[Task to carry out]
Answer these questions from the transplantation research text:
(a) What is the name of the point of clinical care software programme for transplantation, dialysis, vascular access and renal medicine?
(b) Which integrin molecule is being used to measure the extent of injury?
(c) In what year was the paper on identifying cadaveric potential organ donors in New South Wales published?

[Document text Boundary: Start]

We think that this technique carries the promise of detecting antibody mediated rejection (both acute and chronic forms) in its early stage enabling the use of early treatment.
- Reversal of acute antibody rejection is possible if detected early. This work will help achieve this.
- It also carries the promise of early detection of chronic rejection and will facilitate the development of effective treatments which have not been achieved to date.
3. Information Technology – Transnet
We have constructed a point of clinical care software programme, Transnet, for transplantation, dialysis, vascular access and renal medicine. It is web based and liked to pathology and radiology databases. We are now constructing a business intelligence “back end” to analyse data in Transnet with respect to standard outcome measures of performance (key performance indicators) and our own clinical research questions. We are working with the IT division within HNELHD and Ascribe Computer Software Limited.
- These analyses will strengthen our clinical performance and provide answers to clinical questions that we and others ask. Scientific papers will flow from these activities and the training of surgeons and physicians in transplantation will be enhanced.
4. Studies about Ischaemia Reperfusion Injury in Transplantation
Each transplant is injured in the donor, when transiting between donor and recipient and then during implantation and reperfusion. So called Ischaemia Reperfusion Injury (IRI) remains an unsolved problem leading to delayed transplant function, acute rejection and occasionally transplant loss. No satisfactory treatment exists for IRI.
From our previous published research (5, 6, 7) we are measuring the extent of injury using the integrin molecule αvβ6 and studying the effect of Castanospermine upon IRI. The reasons for proposing that Castanospermine may be beneficial are that it is a powerful anti-inflammatory molecule and may stop the entry of damaging cells into the organ after IRI. Hence delayed graft function may be curtailed and fibrosis stalled.
- If these results are favourable in animal models these strategies will be applied to clinical renal transplantation. Castanospermine could be infused with cold preservation solutions at the time of organ procurement after measuring the extent of damage; a randomized controlled trial would be constructed to examine its impact scientifically in this context.
5. Thompson JF, McCosker CJ, Hibberd AD, Chapman JF, MacDonald GJ, O’Connell DL, Mohacsi PJ, Spratt PM, Mahoney J. Identification of the cadaveric potential organ donors in New South Wales. Anaesthesia and Intensive Care. 1995; 23: 75-80.

[Document text Boundary: End]
[Data excerpts Boundary: Start]

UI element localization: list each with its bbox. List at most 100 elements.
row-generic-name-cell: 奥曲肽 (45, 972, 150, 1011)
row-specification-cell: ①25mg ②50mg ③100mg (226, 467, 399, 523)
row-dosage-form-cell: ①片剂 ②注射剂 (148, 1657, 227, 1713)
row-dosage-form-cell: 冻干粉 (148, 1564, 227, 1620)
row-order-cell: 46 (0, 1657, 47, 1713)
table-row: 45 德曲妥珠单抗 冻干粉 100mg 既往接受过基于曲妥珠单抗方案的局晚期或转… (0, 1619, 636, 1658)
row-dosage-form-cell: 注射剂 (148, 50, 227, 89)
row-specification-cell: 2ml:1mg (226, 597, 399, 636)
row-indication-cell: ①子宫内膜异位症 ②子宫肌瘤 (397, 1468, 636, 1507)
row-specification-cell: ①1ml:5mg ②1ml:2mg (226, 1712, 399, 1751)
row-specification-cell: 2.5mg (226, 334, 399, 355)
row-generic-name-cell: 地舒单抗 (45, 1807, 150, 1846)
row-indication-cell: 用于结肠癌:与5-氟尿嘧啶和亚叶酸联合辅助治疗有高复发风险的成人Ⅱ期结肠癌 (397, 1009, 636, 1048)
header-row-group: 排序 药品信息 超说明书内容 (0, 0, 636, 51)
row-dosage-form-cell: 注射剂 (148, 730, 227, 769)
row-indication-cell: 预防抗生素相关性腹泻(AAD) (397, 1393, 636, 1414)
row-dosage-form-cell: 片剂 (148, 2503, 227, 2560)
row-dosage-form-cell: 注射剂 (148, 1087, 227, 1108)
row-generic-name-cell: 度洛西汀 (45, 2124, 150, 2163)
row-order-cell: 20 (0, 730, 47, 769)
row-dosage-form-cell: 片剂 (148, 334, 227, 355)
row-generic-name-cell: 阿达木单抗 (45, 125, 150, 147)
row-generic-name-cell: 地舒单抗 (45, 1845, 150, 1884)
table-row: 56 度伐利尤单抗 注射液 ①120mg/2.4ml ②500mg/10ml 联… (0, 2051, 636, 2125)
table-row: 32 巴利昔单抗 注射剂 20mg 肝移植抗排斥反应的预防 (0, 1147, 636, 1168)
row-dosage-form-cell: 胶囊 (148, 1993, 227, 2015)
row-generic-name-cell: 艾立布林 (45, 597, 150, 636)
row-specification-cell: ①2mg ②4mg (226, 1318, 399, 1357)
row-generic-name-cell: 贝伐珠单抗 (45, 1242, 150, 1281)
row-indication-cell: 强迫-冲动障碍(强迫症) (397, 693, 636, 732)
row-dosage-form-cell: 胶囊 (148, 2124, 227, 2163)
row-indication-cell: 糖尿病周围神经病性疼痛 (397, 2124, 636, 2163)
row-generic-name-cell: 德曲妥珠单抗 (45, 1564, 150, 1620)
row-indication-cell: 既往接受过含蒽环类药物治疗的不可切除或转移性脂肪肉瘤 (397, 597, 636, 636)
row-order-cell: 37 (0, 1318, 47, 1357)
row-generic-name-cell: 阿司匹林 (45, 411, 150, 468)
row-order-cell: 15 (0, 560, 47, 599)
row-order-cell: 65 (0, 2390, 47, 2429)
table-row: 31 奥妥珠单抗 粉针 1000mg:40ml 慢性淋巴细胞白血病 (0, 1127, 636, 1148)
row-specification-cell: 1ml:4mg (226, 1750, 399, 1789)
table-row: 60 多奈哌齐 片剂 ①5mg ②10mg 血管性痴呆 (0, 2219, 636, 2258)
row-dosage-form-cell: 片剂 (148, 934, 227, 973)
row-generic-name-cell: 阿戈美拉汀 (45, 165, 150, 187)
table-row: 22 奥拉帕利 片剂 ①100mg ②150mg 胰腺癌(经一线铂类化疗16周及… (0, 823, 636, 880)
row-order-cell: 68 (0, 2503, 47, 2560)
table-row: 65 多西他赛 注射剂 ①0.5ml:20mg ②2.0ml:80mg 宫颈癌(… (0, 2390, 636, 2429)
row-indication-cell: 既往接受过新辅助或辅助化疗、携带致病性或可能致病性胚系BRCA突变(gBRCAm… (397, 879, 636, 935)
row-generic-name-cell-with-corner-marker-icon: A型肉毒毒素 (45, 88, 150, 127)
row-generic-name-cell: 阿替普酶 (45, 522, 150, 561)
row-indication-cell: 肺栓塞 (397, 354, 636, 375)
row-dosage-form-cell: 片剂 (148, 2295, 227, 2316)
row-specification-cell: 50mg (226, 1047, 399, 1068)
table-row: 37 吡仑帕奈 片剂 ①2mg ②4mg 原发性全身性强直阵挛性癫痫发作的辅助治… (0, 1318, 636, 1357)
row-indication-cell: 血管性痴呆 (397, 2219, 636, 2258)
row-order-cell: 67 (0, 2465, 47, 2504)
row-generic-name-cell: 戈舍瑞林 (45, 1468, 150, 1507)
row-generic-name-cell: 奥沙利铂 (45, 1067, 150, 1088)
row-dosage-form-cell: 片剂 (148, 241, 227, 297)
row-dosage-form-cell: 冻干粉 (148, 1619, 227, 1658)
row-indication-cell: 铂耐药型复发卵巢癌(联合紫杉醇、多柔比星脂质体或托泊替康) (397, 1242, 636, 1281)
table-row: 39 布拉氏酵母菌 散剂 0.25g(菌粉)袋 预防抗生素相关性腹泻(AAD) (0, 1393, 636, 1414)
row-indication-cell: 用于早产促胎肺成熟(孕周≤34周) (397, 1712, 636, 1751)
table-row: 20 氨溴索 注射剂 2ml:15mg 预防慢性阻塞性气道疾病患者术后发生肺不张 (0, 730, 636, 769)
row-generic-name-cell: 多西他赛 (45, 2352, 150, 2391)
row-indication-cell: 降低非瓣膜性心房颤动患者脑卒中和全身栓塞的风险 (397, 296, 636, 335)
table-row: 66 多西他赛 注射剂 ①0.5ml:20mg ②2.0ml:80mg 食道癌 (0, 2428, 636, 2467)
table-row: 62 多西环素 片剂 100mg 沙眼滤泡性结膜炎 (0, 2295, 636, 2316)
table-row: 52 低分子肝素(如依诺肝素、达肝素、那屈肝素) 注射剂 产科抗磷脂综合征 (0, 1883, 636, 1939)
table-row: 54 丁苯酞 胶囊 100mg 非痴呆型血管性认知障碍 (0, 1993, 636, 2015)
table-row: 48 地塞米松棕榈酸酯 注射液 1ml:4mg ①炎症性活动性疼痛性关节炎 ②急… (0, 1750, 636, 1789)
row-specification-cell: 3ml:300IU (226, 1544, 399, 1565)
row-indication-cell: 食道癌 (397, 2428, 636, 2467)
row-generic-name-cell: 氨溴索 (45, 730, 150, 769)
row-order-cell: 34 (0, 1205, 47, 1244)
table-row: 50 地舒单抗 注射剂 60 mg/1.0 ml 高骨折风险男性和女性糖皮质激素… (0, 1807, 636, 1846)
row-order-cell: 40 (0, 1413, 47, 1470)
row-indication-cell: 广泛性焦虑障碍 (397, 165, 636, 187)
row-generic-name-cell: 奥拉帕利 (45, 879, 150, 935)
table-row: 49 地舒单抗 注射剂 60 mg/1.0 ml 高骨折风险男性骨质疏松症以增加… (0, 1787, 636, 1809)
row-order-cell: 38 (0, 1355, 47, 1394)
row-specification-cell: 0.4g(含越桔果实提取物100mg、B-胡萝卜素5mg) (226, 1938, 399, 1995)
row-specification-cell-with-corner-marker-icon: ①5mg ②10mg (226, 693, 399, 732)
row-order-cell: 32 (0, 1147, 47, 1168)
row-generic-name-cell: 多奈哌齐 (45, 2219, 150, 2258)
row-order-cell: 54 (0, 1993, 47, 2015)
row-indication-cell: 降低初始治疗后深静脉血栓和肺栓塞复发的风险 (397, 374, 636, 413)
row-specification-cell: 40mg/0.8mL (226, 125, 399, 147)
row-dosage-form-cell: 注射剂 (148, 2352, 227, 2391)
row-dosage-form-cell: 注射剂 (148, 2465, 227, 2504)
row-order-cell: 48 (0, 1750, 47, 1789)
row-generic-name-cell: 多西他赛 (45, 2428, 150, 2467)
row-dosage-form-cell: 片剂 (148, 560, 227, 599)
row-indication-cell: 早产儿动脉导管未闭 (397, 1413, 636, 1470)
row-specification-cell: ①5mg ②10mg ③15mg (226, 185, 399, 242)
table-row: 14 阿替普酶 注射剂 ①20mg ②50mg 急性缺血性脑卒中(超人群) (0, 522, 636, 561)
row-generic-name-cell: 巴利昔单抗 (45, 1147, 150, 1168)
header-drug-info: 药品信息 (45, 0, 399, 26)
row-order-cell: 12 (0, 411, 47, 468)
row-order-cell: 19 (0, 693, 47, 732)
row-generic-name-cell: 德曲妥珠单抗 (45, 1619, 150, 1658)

[Data excerpts Boundary: End]

[Answer space]
(a) Transnet
(b) αvβ6
(c) 1995